INSTRUCTIONS FOR THE TASK —
Go through the entries and transcribe each one exactly, dropping the pictures.

PROVIDED RECORDS —
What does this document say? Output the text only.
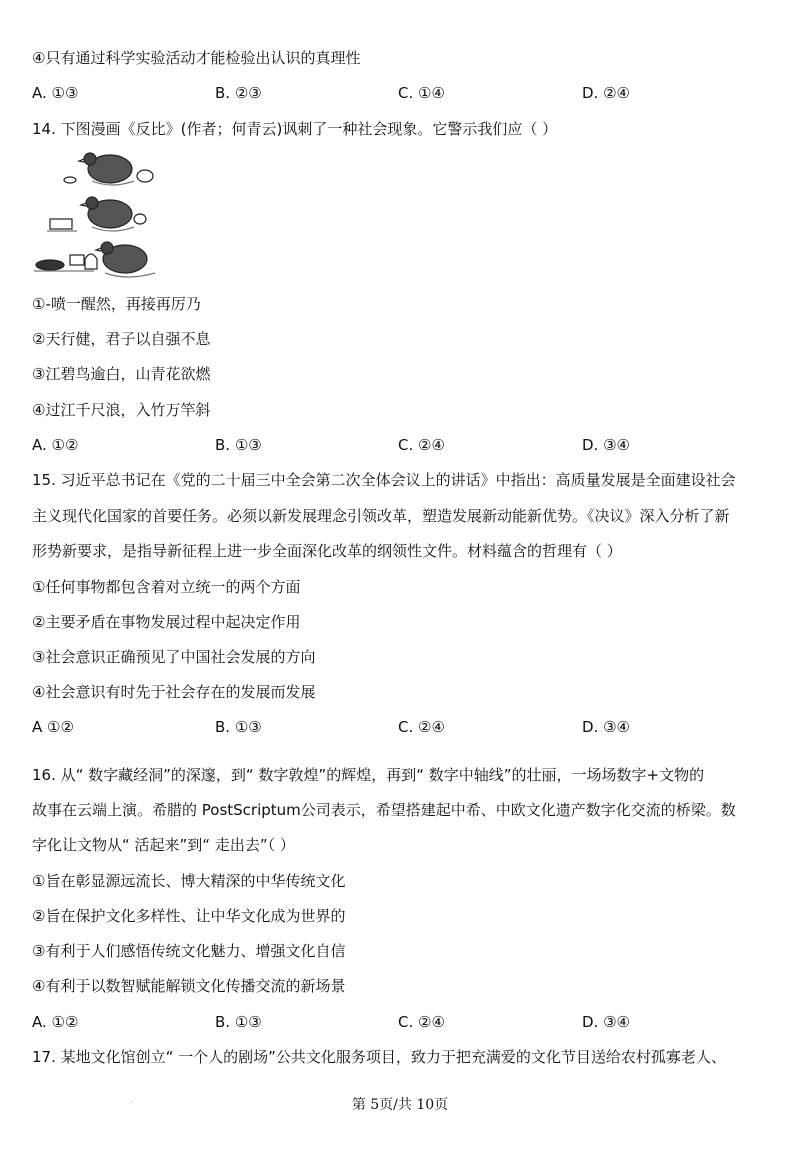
④只有通过科学实验活动才能检验出认识的真理性
A. ①③	B. ②③	C. ①④	D. ②④
14. 下图漫画《反比》(作者；何青云)讽刺了一种社会现象。它警示我们应（ ）
①-喷一醒然，再接再厉乃
②天行健，君子以自强不息
③江碧鸟逾白，山青花欲燃
④过江千尺浪，入竹万竿斜
A. ①②	B. ①③	C. ②④	D. ③④
15. 习近平总书记在《党的二十届三中全会第二次全体会议上的讲话》中指出：高质量发展是全面建设社会
主义现代化国家的首要任务。必须以新发展理念引领改革，塑造发展新动能新优势。《决议》深入分析了新
形势新要求，是指导新征程上进一步全面深化改革的纲领性文件。材料蕴含的哲理有（ ）
①任何事物都包含着对立统一的两个方面
②主要矛盾在事物发展过程中起决定作用
③社会意识正确预见了中国社会发展的方向
④社会意识有时先于社会存在的发展而发展
A ①②	B. ①③	C. ②④	D. ③④
16. 从“ 数字藏经洞”的深邃，到“ 数字敦煌”的辉煌，再到“ 数字中轴线”的壮丽，一场场数字+文物的
故事在云端上演。希腊的 PostScriptum公司表示，希望搭建起中希、中欧文化遗产数字化交流的桥梁。数
字化让文物从“ 活起来”到“ 走出去”（ ）
①旨在彰显源远流长、博大精深的中华传统文化
②旨在保护文化多样性、让中华文化成为世界的
③有利于人们感悟传统文化魅力、增强文化自信
④有利于以数智赋能解锁文化传播交流的新场景
A. ①②	B. ①③	C. ②④	D. ③④
17. 某地文化馆创立“ 一个人的剧场”公共文化服务项目，致力于把充满爱的文化节目送给农村孤寡老人、
·	第 5页/共 10页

REPLY —
What does this document say? Output the text only.
④只有通过科学实验活动才能检验出认识的真理性
A. ①③	B. ②③	C. ①④	D. ②④
14. 下图漫画《反比》(作者；何青云)讽刺了一种社会现象。它警示我们应（ ）
①-喷一醒然，再接再厉乃
②天行健，君子以自强不息
③江碧鸟逾白，山青花欲燃
④过江千尺浪，入竹万竿斜
A. ①②	B. ①③	C. ②④	D. ③④
15. 习近平总书记在《党的二十届三中全会第二次全体会议上的讲话》中指出：高质量发展是全面建设社会
主义现代化国家的首要任务。必须以新发展理念引领改革，塑造发展新动能新优势。《决议》深入分析了新
形势新要求，是指导新征程上进一步全面深化改革的纲领性文件。材料蕴含的哲理有（ ）
①任何事物都包含着对立统一的两个方面
②主要矛盾在事物发展过程中起决定作用
③社会意识正确预见了中国社会发展的方向
④社会意识有时先于社会存在的发展而发展
A ①②	B. ①③	C. ②④	D. ③④
16. 从“ 数字藏经洞”的深邃，到“ 数字敦煌”的辉煌，再到“ 数字中轴线”的壮丽，一场场数字+文物的
故事在云端上演。希腊的 PostScriptum公司表示，希望搭建起中希、中欧文化遗产数字化交流的桥梁。数
字化让文物从“ 活起来”到“ 走出去”（ ）
①旨在彰显源远流长、博大精深的中华传统文化
②旨在保护文化多样性、让中华文化成为世界的
③有利于人们感悟传统文化魅力、增强文化自信
④有利于以数智赋能解锁文化传播交流的新场景
A. ①②	B. ①③	C. ②④	D. ③④
17. 某地文化馆创立“ 一个人的剧场”公共文化服务项目，致力于把充满爱的文化节目送给农村孤寡老人、
·	第 5页/共 10页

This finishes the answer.